• Selection:
Three Preferred Yields for the Bumpy Ride Ahead
All good things must eventually come to an end; the current economic expansion and bull market in stocks are no exceptions.
I’m not suggesting that it will happen next month or even, necessarily, next year. Still, we’re obviously not in the early stages of the economic and investing cycles.
There aren’t many obvious bargains left, and stocks that seem such are usually marked down for a valid reason. That doesn’t preclude further capital gains, but does increase the draw of a decent and sustainable yield not correlated with the S&P 500.
Which brings me to the trio of preferred stocks I’m about to recommend. Like other preferreds, they tend to take their cues from bonds rather than stocks, faring best when yields are moving down. That means they’re not as cheap as they were nine months ago at the peak of the last outburst of economic optimism. But they’re plenty attractive still relative to the available alternatives and with yields backing up have some momentum on their side.
The Wells Fargo Series L Preferred (WFC-L) wasn’t issued by Wells Fargo. It’s an artifact of Wachovia’s efforts to shore up its capital before it was purchased by Wells for inexplicably lavish consideration during the dark days of October 2008.
It yields an annualized 5.6% via quarterly installments of $18.75 per $1,000 of face value (vs. a recent market price of $1,327.) That’s quite generous for a mega bank that’s almost certainly still too big to fail despite all the assertions to the contrary.

• Problem to work on:
List every dollar amount that appears in the article on preferred stock yields. The listing after this article on preferred stock yields is not required.

• Material provided:

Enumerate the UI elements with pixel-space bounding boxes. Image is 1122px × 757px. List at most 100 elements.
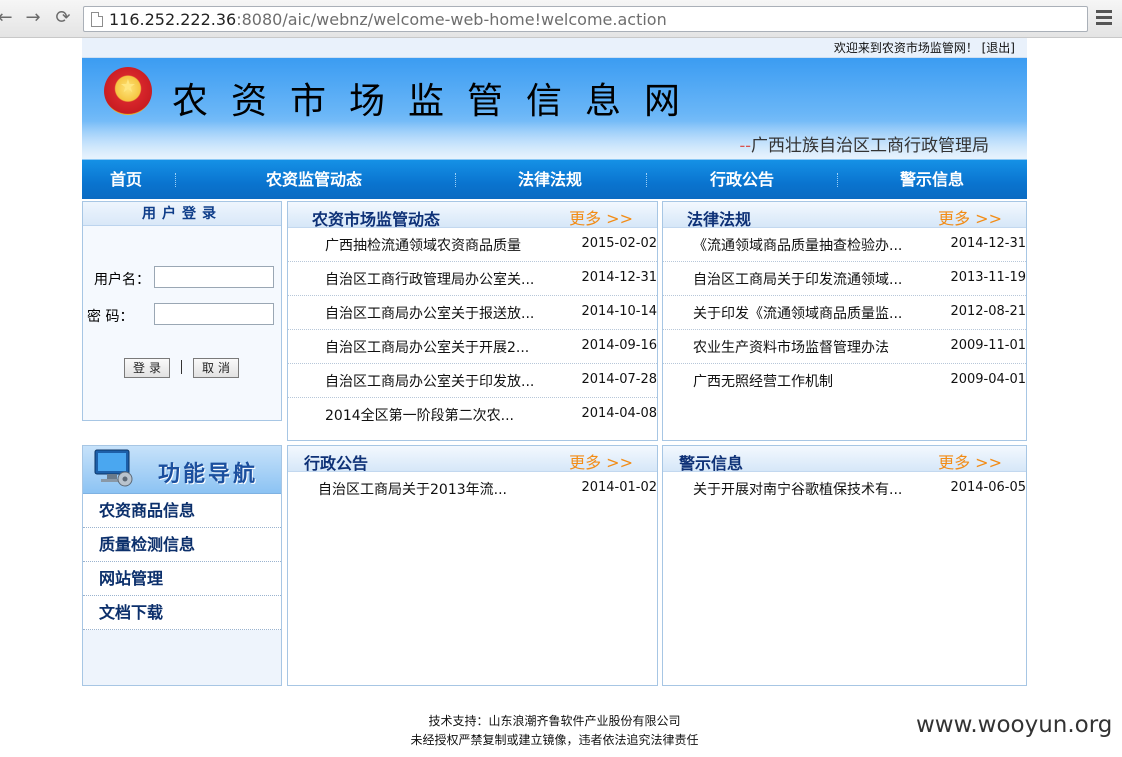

• Output for this task:
$18.75, $1,000, $1,327